>> start SOURCE RECORDS

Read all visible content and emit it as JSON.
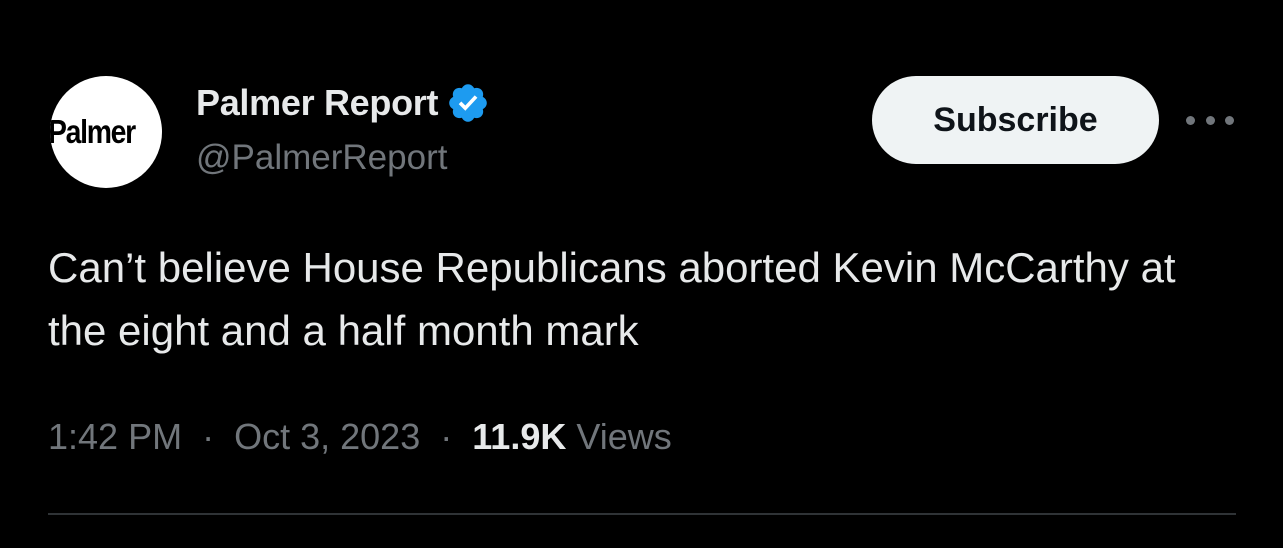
{
  "account": {
    "display_name": "Palmer Report",
    "handle": "@PalmerReport",
    "avatar_text": "Palmer",
    "verified": true,
    "verified_color": "#1d9bf0"
  },
  "actions": {
    "subscribe_label": "Subscribe",
    "more_icon": "more-horizontal-icon"
  },
  "tweet": {
    "text": "Can’t believe House Republicans aborted Kevin McCarthy at the eight and a half month mark"
  },
  "meta": {
    "time": "1:42 PM",
    "separator": "·",
    "date": "Oct 3, 2023",
    "views_count": "11.9K",
    "views_label": "Views"
  },
  "colors": {
    "background": "#000000",
    "primary_text": "#e7e9ea",
    "secondary_text": "#71767b",
    "button_bg": "#eff3f4",
    "divider": "#2f3336"
  }
}
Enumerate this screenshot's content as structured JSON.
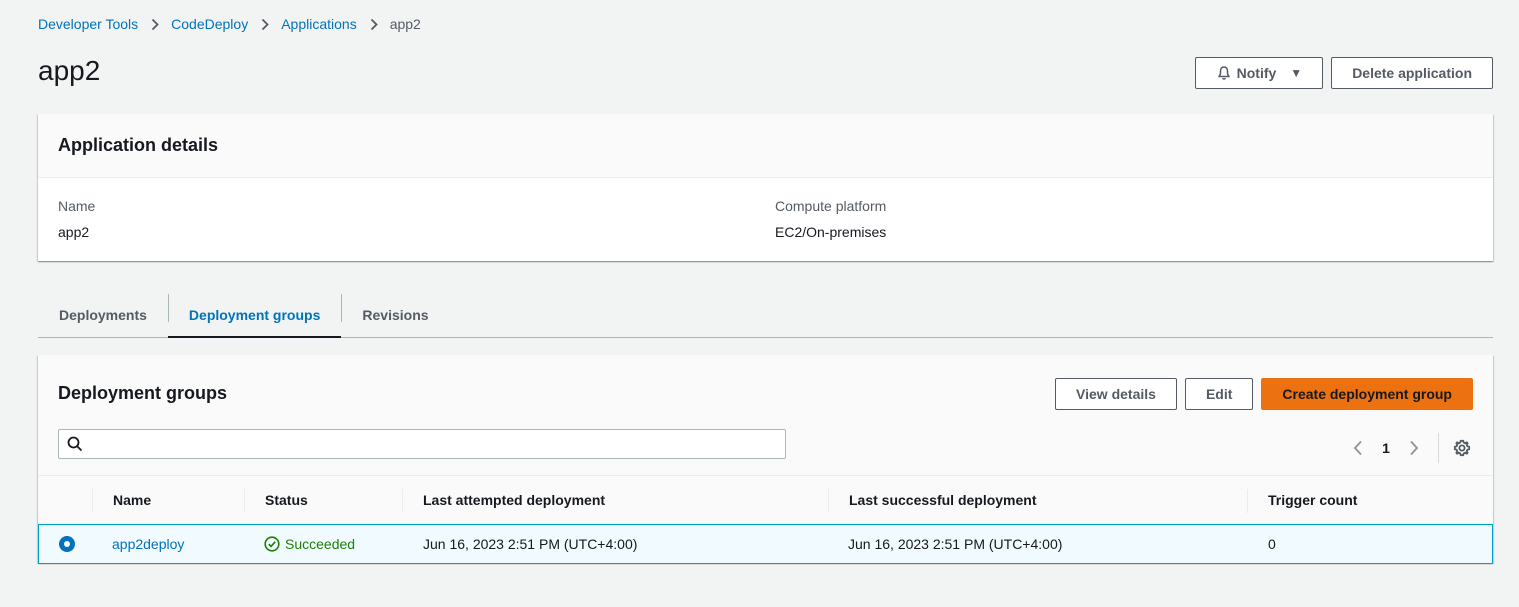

>> end SOURCE RECORDS

_DIRECTIONS FOR THIS TASK_: Transcribe the records above verbatim. Do not carry over any picture.

_COMPLETE OUTPUT_:
Read all visible content and emit it as JSON.
{
  "account": {
    "display_name": "Palmer Report",
    "handle": "@PalmerReport",
    "avatar_text": "Palmer",
    "verified": true,
    "verified_color": "#1d9bf0"
  },
  "actions": {
    "subscribe_label": "Subscribe",
    "more_icon": "more-horizontal-icon"
  },
  "tweet": {
    "text": "Can’t believe House Republicans aborted Kevin McCarthy at the eight and a half month mark"
  },
  "meta": {
    "time": "1:42 PM",
    "separator": "·",
    "date": "Oct 3, 2023",
    "views_count": "11.9K",
    "views_label": "Views"
  },
  "colors": {
    "background": "#000000",
    "primary_text": "#e7e9ea",
    "secondary_text": "#71767b",
    "button_bg": "#eff3f4",
    "divider": "#2f3336"
  }
}
Enumerate this screenshot's content as structured JSON.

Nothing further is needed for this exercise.